What is needed →
Each record is to be printed again precisely as it reads.

-- Start of Records to use --

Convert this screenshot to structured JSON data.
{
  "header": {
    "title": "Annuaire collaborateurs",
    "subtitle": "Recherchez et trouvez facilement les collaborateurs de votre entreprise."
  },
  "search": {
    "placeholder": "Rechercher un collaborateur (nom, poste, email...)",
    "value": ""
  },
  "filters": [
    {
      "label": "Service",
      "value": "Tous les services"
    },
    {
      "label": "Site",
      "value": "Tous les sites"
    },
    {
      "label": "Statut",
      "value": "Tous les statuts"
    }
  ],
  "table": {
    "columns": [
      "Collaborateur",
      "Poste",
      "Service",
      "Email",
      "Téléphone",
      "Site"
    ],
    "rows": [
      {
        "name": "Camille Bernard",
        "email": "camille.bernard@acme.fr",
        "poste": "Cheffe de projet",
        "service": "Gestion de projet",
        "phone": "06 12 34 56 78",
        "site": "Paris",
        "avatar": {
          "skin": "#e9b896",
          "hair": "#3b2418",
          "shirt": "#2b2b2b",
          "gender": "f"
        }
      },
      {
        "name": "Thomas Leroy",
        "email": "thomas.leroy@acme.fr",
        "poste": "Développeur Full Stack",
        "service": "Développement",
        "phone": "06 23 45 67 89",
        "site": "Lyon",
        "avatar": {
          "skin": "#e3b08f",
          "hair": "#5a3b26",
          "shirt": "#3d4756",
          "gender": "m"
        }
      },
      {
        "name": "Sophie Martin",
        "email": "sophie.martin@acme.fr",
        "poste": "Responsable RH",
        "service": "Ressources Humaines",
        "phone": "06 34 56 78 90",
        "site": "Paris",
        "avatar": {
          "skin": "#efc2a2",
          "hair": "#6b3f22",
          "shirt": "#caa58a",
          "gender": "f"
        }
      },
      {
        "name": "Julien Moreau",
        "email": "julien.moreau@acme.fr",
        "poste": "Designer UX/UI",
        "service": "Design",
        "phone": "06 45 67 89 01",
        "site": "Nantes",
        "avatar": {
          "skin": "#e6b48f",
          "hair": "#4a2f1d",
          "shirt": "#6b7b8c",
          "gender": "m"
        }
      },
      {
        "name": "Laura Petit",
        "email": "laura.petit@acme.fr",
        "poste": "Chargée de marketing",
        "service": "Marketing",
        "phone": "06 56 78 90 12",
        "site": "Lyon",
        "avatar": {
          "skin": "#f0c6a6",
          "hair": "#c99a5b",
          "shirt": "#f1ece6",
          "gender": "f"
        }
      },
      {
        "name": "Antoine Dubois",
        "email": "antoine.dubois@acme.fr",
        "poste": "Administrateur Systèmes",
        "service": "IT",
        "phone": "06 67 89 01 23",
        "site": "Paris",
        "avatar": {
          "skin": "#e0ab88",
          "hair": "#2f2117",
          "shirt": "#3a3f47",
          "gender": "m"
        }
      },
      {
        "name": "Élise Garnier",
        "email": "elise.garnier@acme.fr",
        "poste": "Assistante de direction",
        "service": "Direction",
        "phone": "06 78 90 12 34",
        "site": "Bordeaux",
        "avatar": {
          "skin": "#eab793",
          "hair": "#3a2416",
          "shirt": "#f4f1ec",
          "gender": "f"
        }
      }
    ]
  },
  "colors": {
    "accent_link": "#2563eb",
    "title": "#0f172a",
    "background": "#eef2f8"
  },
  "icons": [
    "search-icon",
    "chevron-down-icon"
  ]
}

-- End of Records to use --

Answer to the task →
Convert this screenshot to structured JSON data.
{
  "header": {
    "title": "Annuaire collaborateurs",
    "subtitle": "Recherchez et trouvez facilement les collaborateurs de votre entreprise."
  },
  "search": {
    "placeholder": "Rechercher un collaborateur (nom, poste, email...)",
    "value": ""
  },
  "filters": [
    {
      "label": "Service",
      "value": "Tous les services"
    },
    {
      "label": "Site",
      "value": "Tous les sites"
    },
    {
      "label": "Statut",
      "value": "Tous les statuts"
    }
  ],
  "table": {
    "columns": [
      "Collaborateur",
      "Poste",
      "Service",
      "Email",
      "Téléphone",
      "Site"
    ],
    "rows": [
      {
        "name": "Camille Bernard",
        "email": "camille.bernard@acme.fr",
        "poste": "Cheffe de projet",
        "service": "Gestion de projet",
        "phone": "06 12 34 56 78",
        "site": "Paris",
        "avatar": {
          "skin": "#e9b896",
          "hair": "#3b2418",
          "shirt": "#2b2b2b",
          "gender": "f"
        }
      },
      {
        "name": "Thomas Leroy",
        "email": "thomas.leroy@acme.fr",
        "poste": "Développeur Full Stack",
        "service": "Développement",
        "phone": "06 23 45 67 89",
        "site": "Lyon",
        "avatar": {
          "skin": "#e3b08f",
          "hair": "#5a3b26",
          "shirt": "#3d4756",
          "gender": "m"
        }
      },
      {
        "name": "Sophie Martin",
        "email": "sophie.martin@acme.fr",
        "poste": "Responsable RH",
        "service": "Ressources Humaines",
        "phone": "06 34 56 78 90",
        "site": "Paris",
        "avatar": {
          "skin": "#efc2a2",
          "hair": "#6b3f22",
          "shirt": "#caa58a",
          "gender": "f"
        }
      },
      {
        "name": "Julien Moreau",
        "email": "julien.moreau@acme.fr",
        "poste": "Designer UX/UI",
        "service": "Design",
        "phone": "06 45 67 89 01",
        "site": "Nantes",
        "avatar": {
          "skin": "#e6b48f",
          "hair": "#4a2f1d",
          "shirt": "#6b7b8c",
          "gender": "m"
        }
      },
      {
        "name": "Laura Petit",
        "email": "laura.petit@acme.fr",
        "poste": "Chargée de marketing",
        "service": "Marketing",
        "phone": "06 56 78 90 12",
        "site": "Lyon",
        "avatar": {
          "skin": "#f0c6a6",
          "hair": "#c99a5b",
          "shirt": "#f1ece6",
          "gender": "f"
        }
      },
      {
        "name": "Antoine Dubois",
        "email": "antoine.dubois@acme.fr",
        "poste": "Administrateur Systèmes",
        "service": "IT",
        "phone": "06 67 89 01 23",
        "site": "Paris",
        "avatar": {
          "skin": "#e0ab88",
          "hair": "#2f2117",
          "shirt": "#3a3f47",
          "gender": "m"
        }
      },
      {
        "name": "Élise Garnier",
        "email": "elise.garnier@acme.fr",
        "poste": "Assistante de direction",
        "service": "Direction",
        "phone": "06 78 90 12 34",
        "site": "Bordeaux",
        "avatar": {
          "skin": "#eab793",
          "hair": "#3a2416",
          "shirt": "#f4f1ec",
          "gender": "f"
        }
      }
    ]
  },
  "colors": {
    "accent_link": "#2563eb",
    "title": "#0f172a",
    "background": "#eef2f8"
  },
  "icons": [
    "search-icon",
    "chevron-down-icon"
  ]
}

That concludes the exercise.